RECORDS FOR THE EXERCISE:
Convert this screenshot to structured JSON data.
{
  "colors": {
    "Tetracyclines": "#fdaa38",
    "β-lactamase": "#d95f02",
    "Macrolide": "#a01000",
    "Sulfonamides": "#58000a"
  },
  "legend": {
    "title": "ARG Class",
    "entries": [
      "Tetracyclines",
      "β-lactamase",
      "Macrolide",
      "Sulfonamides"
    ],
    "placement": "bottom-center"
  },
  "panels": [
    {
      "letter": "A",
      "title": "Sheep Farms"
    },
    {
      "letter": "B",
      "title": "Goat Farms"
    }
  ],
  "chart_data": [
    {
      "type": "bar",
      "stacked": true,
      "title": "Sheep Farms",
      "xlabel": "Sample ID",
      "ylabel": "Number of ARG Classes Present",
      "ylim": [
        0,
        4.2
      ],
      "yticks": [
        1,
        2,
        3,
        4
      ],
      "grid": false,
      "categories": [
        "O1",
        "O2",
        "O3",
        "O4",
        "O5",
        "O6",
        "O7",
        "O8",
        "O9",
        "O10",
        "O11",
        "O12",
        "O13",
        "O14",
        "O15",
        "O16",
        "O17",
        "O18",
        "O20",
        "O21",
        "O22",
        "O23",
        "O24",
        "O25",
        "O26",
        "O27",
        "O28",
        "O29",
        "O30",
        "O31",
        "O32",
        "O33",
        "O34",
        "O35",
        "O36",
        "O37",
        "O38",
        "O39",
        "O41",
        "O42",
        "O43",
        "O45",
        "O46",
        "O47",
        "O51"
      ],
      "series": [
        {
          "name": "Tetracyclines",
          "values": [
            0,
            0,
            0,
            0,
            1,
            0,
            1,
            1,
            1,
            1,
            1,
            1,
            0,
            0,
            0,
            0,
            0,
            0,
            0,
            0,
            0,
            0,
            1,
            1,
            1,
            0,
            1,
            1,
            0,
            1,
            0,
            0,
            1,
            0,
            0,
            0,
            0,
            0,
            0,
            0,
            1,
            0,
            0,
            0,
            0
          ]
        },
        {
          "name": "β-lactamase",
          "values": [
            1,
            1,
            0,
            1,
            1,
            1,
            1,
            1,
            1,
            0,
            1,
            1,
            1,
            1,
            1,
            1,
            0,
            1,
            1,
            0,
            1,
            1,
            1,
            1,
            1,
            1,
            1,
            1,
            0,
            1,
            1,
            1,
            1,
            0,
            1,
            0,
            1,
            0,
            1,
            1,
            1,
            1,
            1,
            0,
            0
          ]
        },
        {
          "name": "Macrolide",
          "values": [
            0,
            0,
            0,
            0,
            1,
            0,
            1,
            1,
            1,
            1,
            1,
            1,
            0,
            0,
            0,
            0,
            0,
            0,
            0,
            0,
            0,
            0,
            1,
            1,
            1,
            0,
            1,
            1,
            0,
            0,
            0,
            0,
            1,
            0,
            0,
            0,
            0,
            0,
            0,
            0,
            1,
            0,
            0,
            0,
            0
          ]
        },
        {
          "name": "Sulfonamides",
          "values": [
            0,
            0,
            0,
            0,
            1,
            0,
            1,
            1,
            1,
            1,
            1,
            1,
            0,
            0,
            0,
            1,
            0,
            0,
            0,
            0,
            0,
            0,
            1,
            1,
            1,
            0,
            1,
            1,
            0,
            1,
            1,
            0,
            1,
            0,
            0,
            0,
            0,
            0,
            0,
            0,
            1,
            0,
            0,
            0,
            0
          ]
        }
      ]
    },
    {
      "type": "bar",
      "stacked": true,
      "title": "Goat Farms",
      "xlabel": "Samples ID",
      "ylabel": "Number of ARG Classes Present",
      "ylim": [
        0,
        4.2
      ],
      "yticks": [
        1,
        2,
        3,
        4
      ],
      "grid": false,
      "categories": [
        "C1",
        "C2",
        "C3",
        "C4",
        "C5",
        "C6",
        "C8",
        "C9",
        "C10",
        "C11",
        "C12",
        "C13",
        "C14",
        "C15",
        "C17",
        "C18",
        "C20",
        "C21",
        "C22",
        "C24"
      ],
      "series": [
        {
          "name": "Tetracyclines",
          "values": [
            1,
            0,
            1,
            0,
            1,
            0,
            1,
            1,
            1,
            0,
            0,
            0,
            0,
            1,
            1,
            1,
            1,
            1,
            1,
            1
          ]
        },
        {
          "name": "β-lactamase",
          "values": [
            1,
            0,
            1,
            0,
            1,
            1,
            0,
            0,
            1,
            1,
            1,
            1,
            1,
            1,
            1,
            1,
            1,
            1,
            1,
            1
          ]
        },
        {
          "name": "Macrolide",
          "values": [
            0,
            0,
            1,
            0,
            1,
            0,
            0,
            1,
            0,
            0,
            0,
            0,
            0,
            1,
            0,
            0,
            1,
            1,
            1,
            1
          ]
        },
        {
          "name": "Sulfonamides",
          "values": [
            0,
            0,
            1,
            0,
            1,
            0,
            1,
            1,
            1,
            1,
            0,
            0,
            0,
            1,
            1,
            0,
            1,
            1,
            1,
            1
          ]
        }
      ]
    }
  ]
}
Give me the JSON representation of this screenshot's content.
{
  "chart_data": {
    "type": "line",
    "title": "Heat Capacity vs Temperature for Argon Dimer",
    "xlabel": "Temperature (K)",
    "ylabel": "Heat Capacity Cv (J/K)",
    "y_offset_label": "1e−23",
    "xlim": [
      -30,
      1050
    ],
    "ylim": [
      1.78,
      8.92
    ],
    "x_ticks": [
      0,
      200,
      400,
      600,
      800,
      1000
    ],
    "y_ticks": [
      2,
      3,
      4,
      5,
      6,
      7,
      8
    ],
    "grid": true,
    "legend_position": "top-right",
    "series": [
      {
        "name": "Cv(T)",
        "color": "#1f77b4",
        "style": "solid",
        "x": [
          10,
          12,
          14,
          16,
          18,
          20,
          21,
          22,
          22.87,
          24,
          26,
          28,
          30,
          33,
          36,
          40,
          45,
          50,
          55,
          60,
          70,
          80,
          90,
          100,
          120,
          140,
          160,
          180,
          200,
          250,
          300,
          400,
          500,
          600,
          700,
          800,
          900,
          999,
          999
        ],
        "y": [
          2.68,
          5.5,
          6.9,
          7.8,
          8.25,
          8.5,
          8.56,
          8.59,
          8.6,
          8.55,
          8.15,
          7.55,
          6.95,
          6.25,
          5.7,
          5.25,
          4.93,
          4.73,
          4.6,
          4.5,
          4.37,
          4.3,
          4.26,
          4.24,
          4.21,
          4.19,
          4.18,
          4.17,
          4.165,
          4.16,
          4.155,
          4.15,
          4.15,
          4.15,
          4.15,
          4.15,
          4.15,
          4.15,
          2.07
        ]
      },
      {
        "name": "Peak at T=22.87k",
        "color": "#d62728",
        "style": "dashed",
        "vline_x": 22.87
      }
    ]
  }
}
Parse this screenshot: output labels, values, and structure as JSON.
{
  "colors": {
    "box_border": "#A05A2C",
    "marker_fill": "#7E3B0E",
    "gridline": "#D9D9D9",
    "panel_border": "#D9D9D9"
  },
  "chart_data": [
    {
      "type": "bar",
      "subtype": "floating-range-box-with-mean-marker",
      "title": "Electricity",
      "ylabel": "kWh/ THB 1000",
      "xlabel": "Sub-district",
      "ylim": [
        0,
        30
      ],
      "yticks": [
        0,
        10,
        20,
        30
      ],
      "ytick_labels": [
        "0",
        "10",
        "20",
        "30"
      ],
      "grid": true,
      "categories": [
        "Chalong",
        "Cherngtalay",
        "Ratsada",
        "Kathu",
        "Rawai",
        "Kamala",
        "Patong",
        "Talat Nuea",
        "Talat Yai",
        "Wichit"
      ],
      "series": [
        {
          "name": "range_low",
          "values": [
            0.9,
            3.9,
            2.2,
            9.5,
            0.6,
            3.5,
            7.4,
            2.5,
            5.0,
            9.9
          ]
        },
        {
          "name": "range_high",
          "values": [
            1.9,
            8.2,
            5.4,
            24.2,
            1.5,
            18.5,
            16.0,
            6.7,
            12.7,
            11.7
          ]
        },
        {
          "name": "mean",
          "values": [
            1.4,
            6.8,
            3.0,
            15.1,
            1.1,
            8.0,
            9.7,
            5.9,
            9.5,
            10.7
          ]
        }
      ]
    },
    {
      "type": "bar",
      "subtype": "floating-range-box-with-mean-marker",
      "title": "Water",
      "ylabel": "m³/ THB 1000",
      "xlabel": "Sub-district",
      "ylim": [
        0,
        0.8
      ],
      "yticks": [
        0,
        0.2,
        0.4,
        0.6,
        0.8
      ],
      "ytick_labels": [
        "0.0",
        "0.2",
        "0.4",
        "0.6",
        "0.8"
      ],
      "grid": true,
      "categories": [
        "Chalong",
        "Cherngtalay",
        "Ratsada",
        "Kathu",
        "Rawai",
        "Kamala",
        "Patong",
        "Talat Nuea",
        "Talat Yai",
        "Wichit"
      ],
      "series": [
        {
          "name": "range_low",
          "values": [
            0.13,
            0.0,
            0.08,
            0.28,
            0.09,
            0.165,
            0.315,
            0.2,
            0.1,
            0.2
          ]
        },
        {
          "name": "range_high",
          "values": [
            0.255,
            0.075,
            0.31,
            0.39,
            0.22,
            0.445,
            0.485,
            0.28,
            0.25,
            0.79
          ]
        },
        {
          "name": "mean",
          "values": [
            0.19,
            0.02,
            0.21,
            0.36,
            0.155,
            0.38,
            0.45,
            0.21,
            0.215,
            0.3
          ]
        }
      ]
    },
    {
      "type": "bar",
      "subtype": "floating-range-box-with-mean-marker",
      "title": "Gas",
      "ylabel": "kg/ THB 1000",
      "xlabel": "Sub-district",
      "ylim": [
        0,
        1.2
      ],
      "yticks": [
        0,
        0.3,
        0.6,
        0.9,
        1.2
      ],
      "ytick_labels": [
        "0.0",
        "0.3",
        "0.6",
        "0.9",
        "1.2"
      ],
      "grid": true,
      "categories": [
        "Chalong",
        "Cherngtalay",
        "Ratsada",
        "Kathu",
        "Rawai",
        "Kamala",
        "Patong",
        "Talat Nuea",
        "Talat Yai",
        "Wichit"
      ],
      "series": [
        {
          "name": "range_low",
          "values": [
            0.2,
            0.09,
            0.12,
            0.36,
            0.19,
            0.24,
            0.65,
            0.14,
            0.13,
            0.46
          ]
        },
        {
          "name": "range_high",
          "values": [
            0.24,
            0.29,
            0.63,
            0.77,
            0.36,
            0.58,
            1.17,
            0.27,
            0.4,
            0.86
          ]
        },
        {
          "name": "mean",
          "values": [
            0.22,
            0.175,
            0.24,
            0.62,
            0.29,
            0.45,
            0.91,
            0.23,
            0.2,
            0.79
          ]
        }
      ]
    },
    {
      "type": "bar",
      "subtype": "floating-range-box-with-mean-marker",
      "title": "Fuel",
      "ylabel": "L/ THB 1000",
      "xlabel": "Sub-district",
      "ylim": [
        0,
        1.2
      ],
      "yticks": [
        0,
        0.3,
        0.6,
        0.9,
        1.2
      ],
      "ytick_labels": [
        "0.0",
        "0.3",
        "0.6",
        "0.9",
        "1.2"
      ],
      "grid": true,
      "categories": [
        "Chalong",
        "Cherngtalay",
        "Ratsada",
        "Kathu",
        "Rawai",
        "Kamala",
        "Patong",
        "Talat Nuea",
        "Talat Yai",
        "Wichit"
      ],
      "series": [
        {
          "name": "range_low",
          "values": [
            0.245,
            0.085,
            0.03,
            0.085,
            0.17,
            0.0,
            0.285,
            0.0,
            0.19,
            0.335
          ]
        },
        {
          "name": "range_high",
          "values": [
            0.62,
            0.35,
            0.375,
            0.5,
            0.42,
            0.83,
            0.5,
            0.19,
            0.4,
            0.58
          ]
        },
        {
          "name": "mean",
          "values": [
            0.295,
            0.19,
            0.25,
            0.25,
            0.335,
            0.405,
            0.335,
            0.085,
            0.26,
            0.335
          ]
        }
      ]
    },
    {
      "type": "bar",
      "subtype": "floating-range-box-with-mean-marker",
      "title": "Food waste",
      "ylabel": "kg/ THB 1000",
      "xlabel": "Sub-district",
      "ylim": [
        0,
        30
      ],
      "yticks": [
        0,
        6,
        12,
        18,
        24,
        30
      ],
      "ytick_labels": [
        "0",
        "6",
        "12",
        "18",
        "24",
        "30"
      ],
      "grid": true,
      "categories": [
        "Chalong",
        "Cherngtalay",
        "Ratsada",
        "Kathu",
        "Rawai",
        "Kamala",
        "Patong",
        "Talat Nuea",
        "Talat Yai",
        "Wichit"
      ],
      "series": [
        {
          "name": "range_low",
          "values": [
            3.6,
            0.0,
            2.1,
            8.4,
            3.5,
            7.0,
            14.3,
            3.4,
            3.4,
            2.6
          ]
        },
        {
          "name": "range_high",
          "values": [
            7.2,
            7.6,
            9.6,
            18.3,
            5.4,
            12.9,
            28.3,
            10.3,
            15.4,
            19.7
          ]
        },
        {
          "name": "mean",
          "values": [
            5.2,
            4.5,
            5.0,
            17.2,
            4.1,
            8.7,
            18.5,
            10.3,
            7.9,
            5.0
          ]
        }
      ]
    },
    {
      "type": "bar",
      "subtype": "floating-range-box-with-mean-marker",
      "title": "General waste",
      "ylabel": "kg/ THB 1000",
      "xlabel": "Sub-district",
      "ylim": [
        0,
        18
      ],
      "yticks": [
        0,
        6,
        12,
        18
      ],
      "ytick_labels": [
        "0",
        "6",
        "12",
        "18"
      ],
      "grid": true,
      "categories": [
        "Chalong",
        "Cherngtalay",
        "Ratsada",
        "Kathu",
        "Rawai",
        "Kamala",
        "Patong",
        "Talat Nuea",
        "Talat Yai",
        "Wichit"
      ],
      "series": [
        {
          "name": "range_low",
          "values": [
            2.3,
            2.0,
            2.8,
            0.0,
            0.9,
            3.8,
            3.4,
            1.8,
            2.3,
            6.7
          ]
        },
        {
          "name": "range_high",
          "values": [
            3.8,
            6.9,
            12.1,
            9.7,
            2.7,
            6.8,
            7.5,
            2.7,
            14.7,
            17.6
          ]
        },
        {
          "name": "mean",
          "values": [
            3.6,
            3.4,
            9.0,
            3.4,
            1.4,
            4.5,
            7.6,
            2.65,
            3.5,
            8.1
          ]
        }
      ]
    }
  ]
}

WHAT IS ASKED: Scan the lines above for "screenshot", then copy every one that has it.

EXERCISE SOLUTION:
Convert this screenshot to structured JSON data.
Give me the JSON representation of this screenshot's content.
Parse this screenshot: output labels, values, and structure as JSON.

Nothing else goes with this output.